* _EXERCISE AIM_
Which lines of the records contain "Tenuta"? Collect every one of them.
== == ==
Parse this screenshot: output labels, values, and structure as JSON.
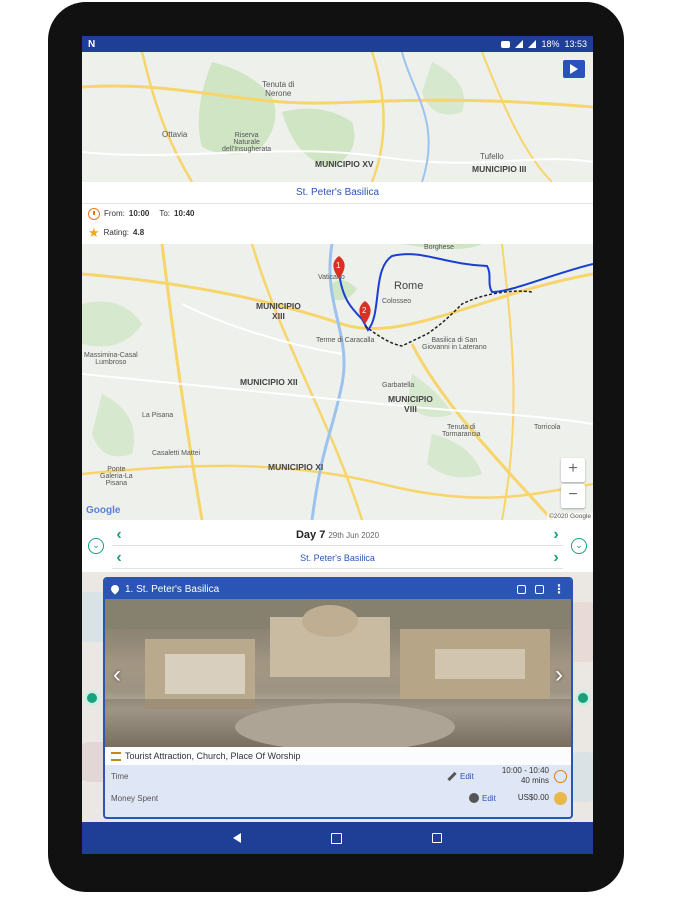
{
  "status_bar": {
    "app_icon": "N",
    "battery": "18%",
    "time": "13:53"
  },
  "top_map": {
    "labels": [
      {
        "text": "Tenuta di\nNerone"
      },
      {
        "text": "Riserva\nNaturale\ndell'Insugherata"
      },
      {
        "text": "Ottavia"
      },
      {
        "text": "MUNICIPIO XV"
      },
      {
        "text": "Tufello"
      },
      {
        "text": "MUNICIPIO III"
      }
    ]
  },
  "info_card": {
    "title": "St. Peter's Basilica",
    "from_label": "From:",
    "from_time": "10:00",
    "to_label": "To:",
    "to_time": "10:40",
    "rating_label": "Rating:",
    "rating": "4.8"
  },
  "route_map": {
    "labels": [
      {
        "text": "Rome",
        "big": true
      },
      {
        "text": "MUNICIPIO\nXIII"
      },
      {
        "text": "MUNICIPIO XII"
      },
      {
        "text": "MUNICIPIO\nVIII"
      },
      {
        "text": "MUNICIPIO XI"
      },
      {
        "text": "Terme di Caracalla"
      },
      {
        "text": "Basilica di San\nGiovanni in Laterano"
      },
      {
        "text": "Garbatella"
      },
      {
        "text": "Vaticano"
      },
      {
        "text": "Tenuta di\nTormarancia"
      },
      {
        "text": "Torricola"
      },
      {
        "text": "La Pisana"
      },
      {
        "text": "Casaletti Mattei"
      },
      {
        "text": "Ponte\nGaleria-La\nPisana"
      },
      {
        "text": "Massimina-Casal\nLumbroso"
      },
      {
        "text": "Borghese"
      },
      {
        "text": "Colosseo"
      }
    ],
    "markers": [
      "1",
      "2"
    ],
    "google_label": "Google",
    "copyright": "©2020 Google",
    "zoom_in": "+",
    "zoom_out": "−"
  },
  "day_nav": {
    "day_label": "Day 7",
    "date": "29th Jun 2020",
    "place": "St. Peter's Basilica",
    "prev": "‹",
    "next": "›"
  },
  "stop_card": {
    "title": "1. St. Peter's Basilica",
    "categories": "Tourist Attraction, Church, Place Of Worship",
    "time_label": "Time",
    "time_edit": "Edit",
    "time_range": "10:00 - 10:40",
    "duration": "40 mins",
    "money_label": "Money Spent",
    "money_edit": "Edit",
    "money_value": "US$0.00"
  },
  "colors": {
    "brand_blue": "#1f3e96",
    "accent_blue": "#2b55b5",
    "green": "#1aa07a",
    "orange": "#e07b1b",
    "route_blue": "#1a3fd1",
    "marker_red": "#d93025"
  }
}
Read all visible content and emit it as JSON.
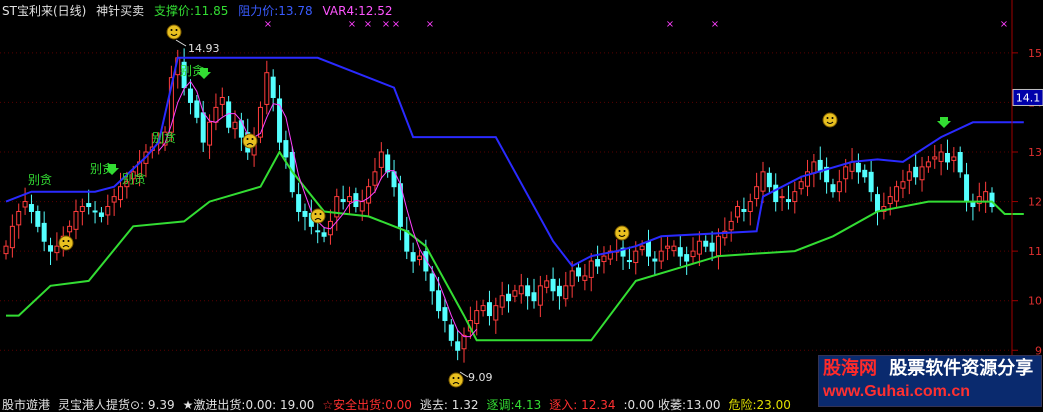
{
  "header": {
    "title": "ST宝利来(日线)",
    "indicator": "神针买卖",
    "support": "支撑价:11.85",
    "resistance": "阻力价:13.78",
    "var4": "VAR4:12.52"
  },
  "footer": {
    "items": [
      {
        "text": "股市遊港",
        "color": "#e0e0e0"
      },
      {
        "text": "灵宝港人提货⊙: 9.39",
        "color": "#e0e0e0"
      },
      {
        "text": "★激进出货:0.00: 19.00",
        "color": "#e0e0e0"
      },
      {
        "text": "☆安全出货:0.00",
        "color": "#ff3030"
      },
      {
        "text": "逃去: 1.32",
        "color": "#e0e0e0"
      },
      {
        "text": "逐调:4.13",
        "color": "#33dd33"
      },
      {
        "text": "逐入: 12.34",
        "color": "#ff3030"
      },
      {
        "text": ":0.00 收萎:13.00",
        "color": "#e0e0e0"
      },
      {
        "text": "危险:23.00",
        "color": "#e0e000"
      }
    ]
  },
  "watermark": {
    "name": "股海网",
    "slogan": "股票软件资源分享",
    "url": "www.Guhai.com.cn"
  },
  "chart_data": {
    "type": "candlestick",
    "y_axis": {
      "ticks": [
        9,
        10,
        11,
        12,
        13,
        14,
        15
      ],
      "ylim": [
        8.4,
        15.3
      ],
      "current_price_label": "14.1"
    },
    "annotations": {
      "high_label": "14.93",
      "low_label": "9.09",
      "signal_text": "别贪",
      "cross_mark": "×"
    },
    "resistance_line": [
      [
        0,
        12.0
      ],
      [
        4,
        12.2
      ],
      [
        14,
        12.2
      ],
      [
        17,
        12.3
      ],
      [
        22,
        12.9
      ],
      [
        24,
        13.2
      ],
      [
        27,
        14.9
      ],
      [
        49,
        14.9
      ],
      [
        61,
        14.3
      ],
      [
        64,
        13.3
      ],
      [
        77,
        13.3
      ],
      [
        86,
        11.2
      ],
      [
        89,
        10.7
      ],
      [
        92,
        10.9
      ],
      [
        96,
        11.0
      ],
      [
        99,
        11.1
      ],
      [
        103,
        11.3
      ],
      [
        118,
        11.4
      ],
      [
        119,
        12.1
      ],
      [
        125,
        12.5
      ],
      [
        133,
        12.8
      ],
      [
        137,
        12.85
      ],
      [
        141,
        12.8
      ],
      [
        147,
        13.3
      ],
      [
        152,
        13.6
      ],
      [
        160,
        13.6
      ]
    ],
    "support_line": [
      [
        0,
        9.7
      ],
      [
        2,
        9.7
      ],
      [
        7,
        10.3
      ],
      [
        13,
        10.4
      ],
      [
        20,
        11.5
      ],
      [
        28,
        11.6
      ],
      [
        32,
        12.0
      ],
      [
        40,
        12.3
      ],
      [
        43,
        13.0
      ],
      [
        45,
        12.6
      ],
      [
        50,
        11.8
      ],
      [
        57,
        11.7
      ],
      [
        63,
        11.4
      ],
      [
        66,
        11.1
      ],
      [
        72,
        9.7
      ],
      [
        74,
        9.2
      ],
      [
        92,
        9.2
      ],
      [
        99,
        10.4
      ],
      [
        112,
        10.9
      ],
      [
        124,
        11.0
      ],
      [
        130,
        11.3
      ],
      [
        137,
        11.8
      ],
      [
        145,
        12.0
      ],
      [
        155,
        12.0
      ],
      [
        157,
        11.75
      ],
      [
        160,
        11.75
      ]
    ],
    "close_prices": [
      11.1,
      11.5,
      11.8,
      12.0,
      11.8,
      11.5,
      11.2,
      11.0,
      11.1,
      11.3,
      11.5,
      11.8,
      11.9,
      11.9,
      11.8,
      11.7,
      11.9,
      12.1,
      12.3,
      12.4,
      12.6,
      12.8,
      13.0,
      13.1,
      13.2,
      13.4,
      14.5,
      14.9,
      14.3,
      14.0,
      13.7,
      13.2,
      13.6,
      13.9,
      14.1,
      13.5,
      13.6,
      13.3,
      13.0,
      13.3,
      13.9,
      14.6,
      14.1,
      13.2,
      12.9,
      12.2,
      11.8,
      11.7,
      11.5,
      11.4,
      11.3,
      11.6,
      12.1,
      12.0,
      12.1,
      11.9,
      12.0,
      12.3,
      12.6,
      13.0,
      12.6,
      12.3,
      11.5,
      11.0,
      10.8,
      10.9,
      10.6,
      10.2,
      9.8,
      9.6,
      9.2,
      9.0,
      9.3,
      9.6,
      9.8,
      9.9,
      9.7,
      9.9,
      10.1,
      10.0,
      10.2,
      10.3,
      10.1,
      10.0,
      10.3,
      10.4,
      10.2,
      10.1,
      10.3,
      10.6,
      10.5,
      10.5,
      10.8,
      10.7,
      10.9,
      11.0,
      11.0,
      10.9,
      10.8,
      11.0,
      11.1,
      10.9,
      10.8,
      11.0,
      11.1,
      11.1,
      10.9,
      10.8,
      11.0,
      11.2,
      11.1,
      11.0,
      11.3,
      11.4,
      11.6,
      11.9,
      11.8,
      12.0,
      12.3,
      12.6,
      12.3,
      12.0,
      12.1,
      12.0,
      12.2,
      12.4,
      12.6,
      12.8,
      12.6,
      12.4,
      12.2,
      12.4,
      12.7,
      12.8,
      12.6,
      12.5,
      12.2,
      11.8,
      11.9,
      12.1,
      12.3,
      12.4,
      12.6,
      12.5,
      12.7,
      12.8,
      12.9,
      13.0,
      12.8,
      12.9,
      12.6,
      12.0,
      11.9,
      12.1,
      12.2,
      11.9
    ]
  }
}
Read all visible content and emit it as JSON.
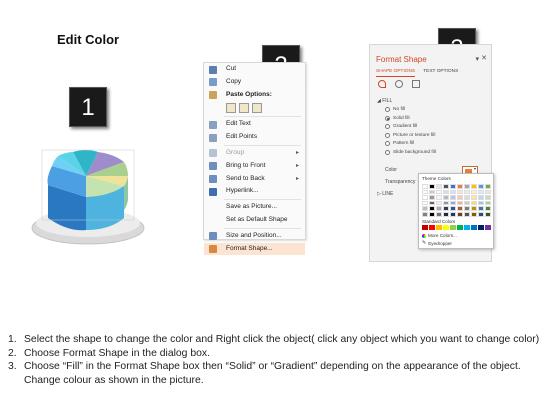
== == ==
* _COMPLETE OUTPUT_
        "text": "Tenuta di\nNerone"
        "text": "Tenuta di\nTormarancia"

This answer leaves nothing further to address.